══ Dataset records
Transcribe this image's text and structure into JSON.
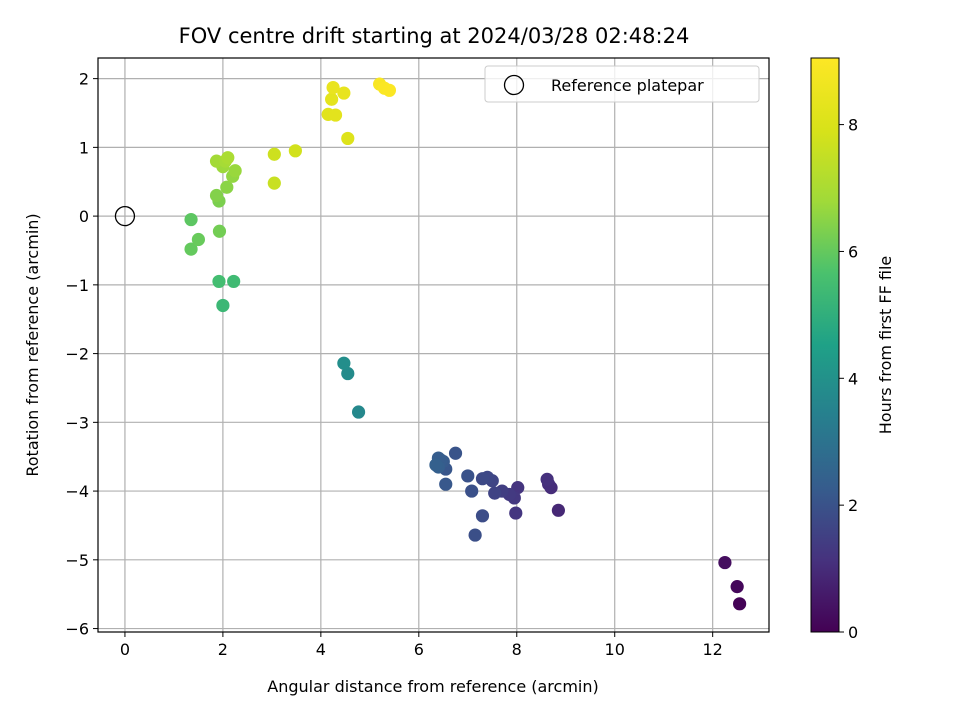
{
  "chart_data": {
    "type": "scatter",
    "title": "FOV centre drift starting at 2024/03/28 02:48:24",
    "xlabel": "Angular distance from reference (arcmin)",
    "ylabel": "Rotation from reference (arcmin)",
    "xlim": [
      -0.55,
      13.15
    ],
    "ylim": [
      -6.05,
      2.3
    ],
    "xticks": [
      0,
      2,
      4,
      6,
      8,
      10,
      12
    ],
    "yticks": [
      -6,
      -5,
      -4,
      -3,
      -2,
      -1,
      0,
      1,
      2
    ],
    "grid": true,
    "colormap": "viridis",
    "colorbar": {
      "label": "Hours from first FF file",
      "range": [
        0,
        9.05
      ],
      "ticks": [
        0,
        2,
        4,
        6,
        8
      ]
    },
    "legend": {
      "placement": "upper-right",
      "entries": [
        {
          "label": "Reference platepar",
          "marker": "open-circle"
        }
      ]
    },
    "reference_point": {
      "x": 0,
      "y": 0
    },
    "points": [
      {
        "x": 12.55,
        "y": -5.64,
        "hours": 0.05
      },
      {
        "x": 12.5,
        "y": -5.39,
        "hours": 0.15
      },
      {
        "x": 12.25,
        "y": -5.04,
        "hours": 0.3
      },
      {
        "x": 8.85,
        "y": -4.28,
        "hours": 0.9
      },
      {
        "x": 8.7,
        "y": -3.95,
        "hours": 1.0
      },
      {
        "x": 8.65,
        "y": -3.9,
        "hours": 1.05
      },
      {
        "x": 8.62,
        "y": -3.83,
        "hours": 1.1
      },
      {
        "x": 8.02,
        "y": -3.95,
        "hours": 1.2
      },
      {
        "x": 7.98,
        "y": -4.32,
        "hours": 1.25
      },
      {
        "x": 7.95,
        "y": -4.1,
        "hours": 1.3
      },
      {
        "x": 7.85,
        "y": -4.05,
        "hours": 1.35
      },
      {
        "x": 7.7,
        "y": -4.0,
        "hours": 1.45
      },
      {
        "x": 7.55,
        "y": -4.03,
        "hours": 1.6
      },
      {
        "x": 7.5,
        "y": -3.85,
        "hours": 1.65
      },
      {
        "x": 7.4,
        "y": -3.8,
        "hours": 1.7
      },
      {
        "x": 7.3,
        "y": -3.82,
        "hours": 1.75
      },
      {
        "x": 7.3,
        "y": -4.36,
        "hours": 1.85
      },
      {
        "x": 7.15,
        "y": -4.64,
        "hours": 1.9
      },
      {
        "x": 7.08,
        "y": -4.0,
        "hours": 1.95
      },
      {
        "x": 7.0,
        "y": -3.78,
        "hours": 2.0
      },
      {
        "x": 6.75,
        "y": -3.45,
        "hours": 2.05
      },
      {
        "x": 6.55,
        "y": -3.68,
        "hours": 2.1
      },
      {
        "x": 6.55,
        "y": -3.9,
        "hours": 2.15
      },
      {
        "x": 6.5,
        "y": -3.57,
        "hours": 2.2
      },
      {
        "x": 6.45,
        "y": -3.55,
        "hours": 2.25
      },
      {
        "x": 6.4,
        "y": -3.52,
        "hours": 2.3
      },
      {
        "x": 6.4,
        "y": -3.65,
        "hours": 2.35
      },
      {
        "x": 6.35,
        "y": -3.62,
        "hours": 2.4
      },
      {
        "x": 4.77,
        "y": -2.85,
        "hours": 3.7
      },
      {
        "x": 4.55,
        "y": -2.29,
        "hours": 3.8
      },
      {
        "x": 4.47,
        "y": -2.14,
        "hours": 3.9
      },
      {
        "x": 2.0,
        "y": -1.3,
        "hours": 5.3
      },
      {
        "x": 2.22,
        "y": -0.95,
        "hours": 5.4
      },
      {
        "x": 1.92,
        "y": -0.95,
        "hours": 5.5
      },
      {
        "x": 1.35,
        "y": -0.05,
        "hours": 5.9
      },
      {
        "x": 1.35,
        "y": -0.48,
        "hours": 6.0
      },
      {
        "x": 1.5,
        "y": -0.34,
        "hours": 6.05
      },
      {
        "x": 1.93,
        "y": -0.22,
        "hours": 6.2
      },
      {
        "x": 1.92,
        "y": 0.22,
        "hours": 6.3
      },
      {
        "x": 1.87,
        "y": 0.3,
        "hours": 6.4
      },
      {
        "x": 2.08,
        "y": 0.42,
        "hours": 6.5
      },
      {
        "x": 2.2,
        "y": 0.58,
        "hours": 6.6
      },
      {
        "x": 2.25,
        "y": 0.66,
        "hours": 6.7
      },
      {
        "x": 2.0,
        "y": 0.72,
        "hours": 6.75
      },
      {
        "x": 1.87,
        "y": 0.8,
        "hours": 6.85
      },
      {
        "x": 2.05,
        "y": 0.8,
        "hours": 6.9
      },
      {
        "x": 2.1,
        "y": 0.85,
        "hours": 7.0
      },
      {
        "x": 3.05,
        "y": 0.48,
        "hours": 7.6
      },
      {
        "x": 3.05,
        "y": 0.9,
        "hours": 7.7
      },
      {
        "x": 3.48,
        "y": 0.95,
        "hours": 7.8
      },
      {
        "x": 4.55,
        "y": 1.13,
        "hours": 8.1
      },
      {
        "x": 4.15,
        "y": 1.48,
        "hours": 8.2
      },
      {
        "x": 4.3,
        "y": 1.47,
        "hours": 8.25
      },
      {
        "x": 4.22,
        "y": 1.7,
        "hours": 8.3
      },
      {
        "x": 4.47,
        "y": 1.79,
        "hours": 8.4
      },
      {
        "x": 4.25,
        "y": 1.87,
        "hours": 8.45
      },
      {
        "x": 5.2,
        "y": 1.92,
        "hours": 8.9
      },
      {
        "x": 5.3,
        "y": 1.86,
        "hours": 8.95
      },
      {
        "x": 5.4,
        "y": 1.83,
        "hours": 9.0
      }
    ]
  }
}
════
§ **Required work**
Return the listing above word for word, with the pictures removed.

§ **Written response**
Transcribe this image's text and structure into JSON.
{
  "chart_data": {
    "type": "scatter",
    "title": "FOV centre drift starting at 2024/03/28 02:48:24",
    "xlabel": "Angular distance from reference (arcmin)",
    "ylabel": "Rotation from reference (arcmin)",
    "xlim": [
      -0.55,
      13.15
    ],
    "ylim": [
      -6.05,
      2.3
    ],
    "xticks": [
      0,
      2,
      4,
      6,
      8,
      10,
      12
    ],
    "yticks": [
      -6,
      -5,
      -4,
      -3,
      -2,
      -1,
      0,
      1,
      2
    ],
    "grid": true,
    "colormap": "viridis",
    "colorbar": {
      "label": "Hours from first FF file",
      "range": [
        0,
        9.05
      ],
      "ticks": [
        0,
        2,
        4,
        6,
        8
      ]
    },
    "legend": {
      "placement": "upper-right",
      "entries": [
        {
          "label": "Reference platepar",
          "marker": "open-circle"
        }
      ]
    },
    "reference_point": {
      "x": 0,
      "y": 0
    },
    "points": [
      {
        "x": 12.55,
        "y": -5.64,
        "hours": 0.05
      },
      {
        "x": 12.5,
        "y": -5.39,
        "hours": 0.15
      },
      {
        "x": 12.25,
        "y": -5.04,
        "hours": 0.3
      },
      {
        "x": 8.85,
        "y": -4.28,
        "hours": 0.9
      },
      {
        "x": 8.7,
        "y": -3.95,
        "hours": 1.0
      },
      {
        "x": 8.65,
        "y": -3.9,
        "hours": 1.05
      },
      {
        "x": 8.62,
        "y": -3.83,
        "hours": 1.1
      },
      {
        "x": 8.02,
        "y": -3.95,
        "hours": 1.2
      },
      {
        "x": 7.98,
        "y": -4.32,
        "hours": 1.25
      },
      {
        "x": 7.95,
        "y": -4.1,
        "hours": 1.3
      },
      {
        "x": 7.85,
        "y": -4.05,
        "hours": 1.35
      },
      {
        "x": 7.7,
        "y": -4.0,
        "hours": 1.45
      },
      {
        "x": 7.55,
        "y": -4.03,
        "hours": 1.6
      },
      {
        "x": 7.5,
        "y": -3.85,
        "hours": 1.65
      },
      {
        "x": 7.4,
        "y": -3.8,
        "hours": 1.7
      },
      {
        "x": 7.3,
        "y": -3.82,
        "hours": 1.75
      },
      {
        "x": 7.3,
        "y": -4.36,
        "hours": 1.85
      },
      {
        "x": 7.15,
        "y": -4.64,
        "hours": 1.9
      },
      {
        "x": 7.08,
        "y": -4.0,
        "hours": 1.95
      },
      {
        "x": 7.0,
        "y": -3.78,
        "hours": 2.0
      },
      {
        "x": 6.75,
        "y": -3.45,
        "hours": 2.05
      },
      {
        "x": 6.55,
        "y": -3.68,
        "hours": 2.1
      },
      {
        "x": 6.55,
        "y": -3.9,
        "hours": 2.15
      },
      {
        "x": 6.5,
        "y": -3.57,
        "hours": 2.2
      },
      {
        "x": 6.45,
        "y": -3.55,
        "hours": 2.25
      },
      {
        "x": 6.4,
        "y": -3.52,
        "hours": 2.3
      },
      {
        "x": 6.4,
        "y": -3.65,
        "hours": 2.35
      },
      {
        "x": 6.35,
        "y": -3.62,
        "hours": 2.4
      },
      {
        "x": 4.77,
        "y": -2.85,
        "hours": 3.7
      },
      {
        "x": 4.55,
        "y": -2.29,
        "hours": 3.8
      },
      {
        "x": 4.47,
        "y": -2.14,
        "hours": 3.9
      },
      {
        "x": 2.0,
        "y": -1.3,
        "hours": 5.3
      },
      {
        "x": 2.22,
        "y": -0.95,
        "hours": 5.4
      },
      {
        "x": 1.92,
        "y": -0.95,
        "hours": 5.5
      },
      {
        "x": 1.35,
        "y": -0.05,
        "hours": 5.9
      },
      {
        "x": 1.35,
        "y": -0.48,
        "hours": 6.0
      },
      {
        "x": 1.5,
        "y": -0.34,
        "hours": 6.05
      },
      {
        "x": 1.93,
        "y": -0.22,
        "hours": 6.2
      },
      {
        "x": 1.92,
        "y": 0.22,
        "hours": 6.3
      },
      {
        "x": 1.87,
        "y": 0.3,
        "hours": 6.4
      },
      {
        "x": 2.08,
        "y": 0.42,
        "hours": 6.5
      },
      {
        "x": 2.2,
        "y": 0.58,
        "hours": 6.6
      },
      {
        "x": 2.25,
        "y": 0.66,
        "hours": 6.7
      },
      {
        "x": 2.0,
        "y": 0.72,
        "hours": 6.75
      },
      {
        "x": 1.87,
        "y": 0.8,
        "hours": 6.85
      },
      {
        "x": 2.05,
        "y": 0.8,
        "hours": 6.9
      },
      {
        "x": 2.1,
        "y": 0.85,
        "hours": 7.0
      },
      {
        "x": 3.05,
        "y": 0.48,
        "hours": 7.6
      },
      {
        "x": 3.05,
        "y": 0.9,
        "hours": 7.7
      },
      {
        "x": 3.48,
        "y": 0.95,
        "hours": 7.8
      },
      {
        "x": 4.55,
        "y": 1.13,
        "hours": 8.1
      },
      {
        "x": 4.15,
        "y": 1.48,
        "hours": 8.2
      },
      {
        "x": 4.3,
        "y": 1.47,
        "hours": 8.25
      },
      {
        "x": 4.22,
        "y": 1.7,
        "hours": 8.3
      },
      {
        "x": 4.47,
        "y": 1.79,
        "hours": 8.4
      },
      {
        "x": 4.25,
        "y": 1.87,
        "hours": 8.45
      },
      {
        "x": 5.2,
        "y": 1.92,
        "hours": 8.9
      },
      {
        "x": 5.3,
        "y": 1.86,
        "hours": 8.95
      },
      {
        "x": 5.4,
        "y": 1.83,
        "hours": 9.0
      }
    ]
  }
}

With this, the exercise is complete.